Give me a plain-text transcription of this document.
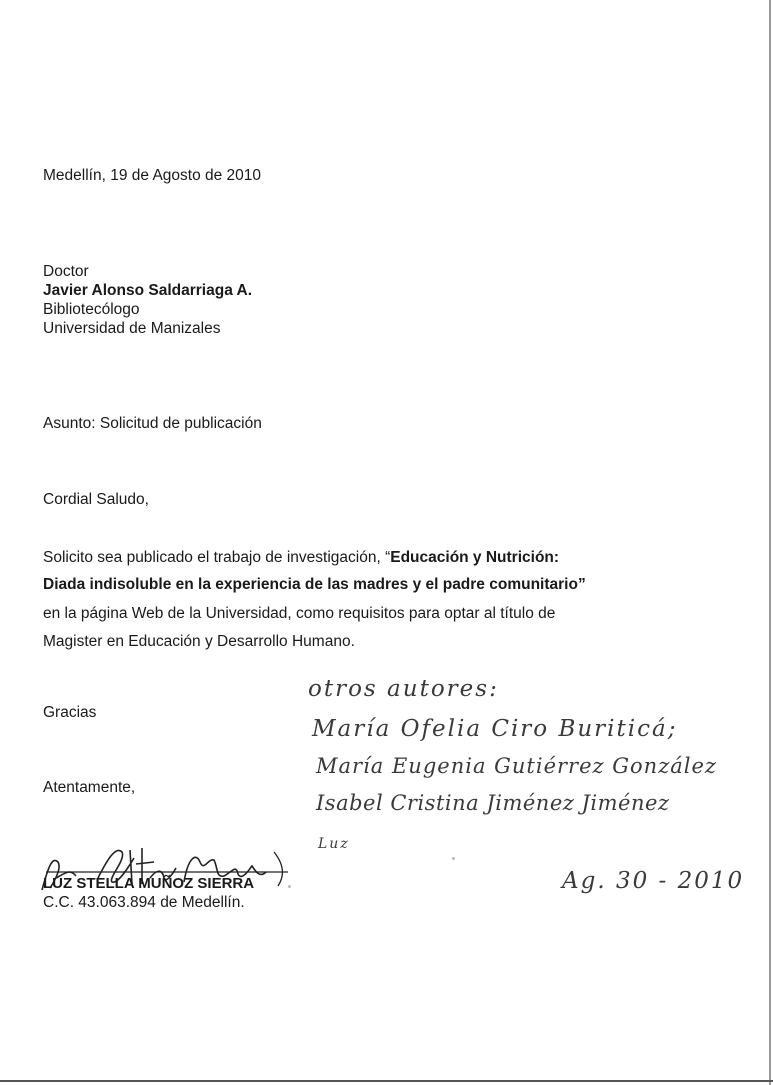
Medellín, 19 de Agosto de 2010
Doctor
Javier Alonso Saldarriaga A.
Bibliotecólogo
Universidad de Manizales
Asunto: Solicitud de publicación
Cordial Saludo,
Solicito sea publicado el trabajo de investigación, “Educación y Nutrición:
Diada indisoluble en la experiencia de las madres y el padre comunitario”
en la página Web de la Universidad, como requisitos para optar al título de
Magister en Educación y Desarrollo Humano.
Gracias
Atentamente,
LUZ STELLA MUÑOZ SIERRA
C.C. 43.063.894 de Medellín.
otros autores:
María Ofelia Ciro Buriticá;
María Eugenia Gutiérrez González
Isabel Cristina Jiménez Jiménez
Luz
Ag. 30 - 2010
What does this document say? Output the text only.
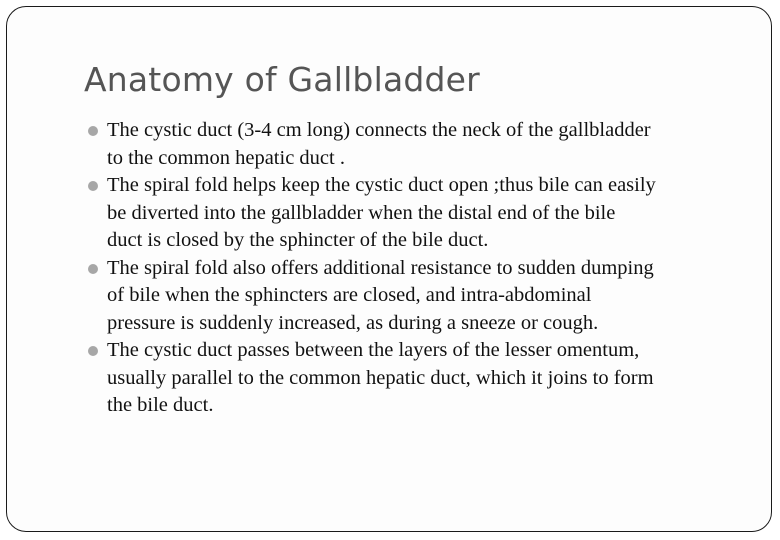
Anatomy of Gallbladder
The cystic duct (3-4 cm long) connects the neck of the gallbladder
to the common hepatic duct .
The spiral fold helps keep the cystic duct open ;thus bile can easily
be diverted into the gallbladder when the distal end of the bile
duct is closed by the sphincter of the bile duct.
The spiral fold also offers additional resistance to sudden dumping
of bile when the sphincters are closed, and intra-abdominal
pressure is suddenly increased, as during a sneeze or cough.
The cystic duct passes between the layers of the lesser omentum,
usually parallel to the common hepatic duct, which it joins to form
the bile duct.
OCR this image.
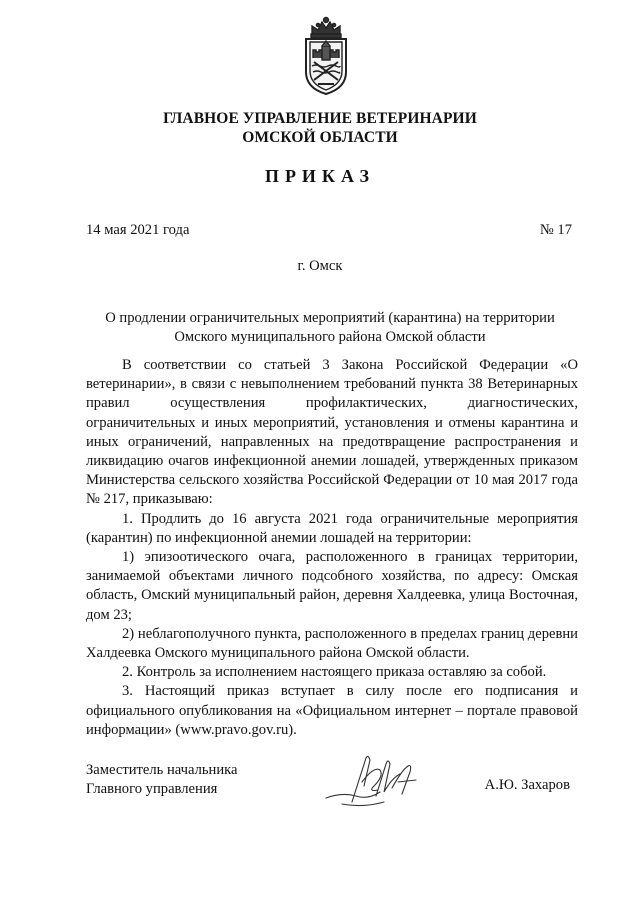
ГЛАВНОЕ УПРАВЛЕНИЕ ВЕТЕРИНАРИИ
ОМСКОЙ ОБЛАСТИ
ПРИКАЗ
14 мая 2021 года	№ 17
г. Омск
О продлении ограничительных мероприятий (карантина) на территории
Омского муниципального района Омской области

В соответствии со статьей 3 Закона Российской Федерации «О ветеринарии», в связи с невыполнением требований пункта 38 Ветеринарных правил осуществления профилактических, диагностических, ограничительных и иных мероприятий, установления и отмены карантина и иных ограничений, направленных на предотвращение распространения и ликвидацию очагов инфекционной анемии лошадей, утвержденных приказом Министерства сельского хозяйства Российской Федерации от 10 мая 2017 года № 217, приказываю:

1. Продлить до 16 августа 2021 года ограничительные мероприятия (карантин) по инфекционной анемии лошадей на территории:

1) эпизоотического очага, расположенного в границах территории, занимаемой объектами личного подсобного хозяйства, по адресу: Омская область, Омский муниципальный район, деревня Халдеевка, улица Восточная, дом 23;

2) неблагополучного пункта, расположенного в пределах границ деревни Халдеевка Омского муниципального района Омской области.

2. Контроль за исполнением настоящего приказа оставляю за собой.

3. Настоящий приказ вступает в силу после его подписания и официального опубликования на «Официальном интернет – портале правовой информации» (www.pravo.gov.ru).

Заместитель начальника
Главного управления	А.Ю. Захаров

* [PROMPT]:
Go to the line containing "OCR this image.", then write out word for word every line from there to the end of the listing. Keep both end lines and drop the pictures.

* [IN RESPONSE]:
OCR this image.
ГЛАВНОЕ УПРАВЛЕНИЕ ВЕТЕРИНАРИИ
ОМСКОЙ ОБЛАСТИ
ПРИКАЗ
14 мая 2021 года	№ 17
г. Омск
О продлении ограничительных мероприятий (карантина) на территории
Омского муниципального района Омской области

В соответствии со статьей 3 Закона Российской Федерации «О ветеринарии», в связи с невыполнением требований пункта 38 Ветеринарных правил осуществления профилактических, диагностических, ограничительных и иных мероприятий, установления и отмены карантина и иных ограничений, направленных на предотвращение распространения и ликвидацию очагов инфекционной анемии лошадей, утвержденных приказом Министерства сельского хозяйства Российской Федерации от 10 мая 2017 года № 217, приказываю:

1. Продлить до 16 августа 2021 года ограничительные мероприятия (карантин) по инфекционной анемии лошадей на территории:

1) эпизоотического очага, расположенного в границах территории, занимаемой объектами личного подсобного хозяйства, по адресу: Омская область, Омский муниципальный район, деревня Халдеевка, улица Восточная, дом 23;

2) неблагополучного пункта, расположенного в пределах границ деревни Халдеевка Омского муниципального района Омской области.

2. Контроль за исполнением настоящего приказа оставляю за собой.

3. Настоящий приказ вступает в силу после его подписания и официального опубликования на «Официальном интернет – портале правовой информации» (www.pravo.gov.ru).

Заместитель начальника
Главного управления	А.Ю. Захаров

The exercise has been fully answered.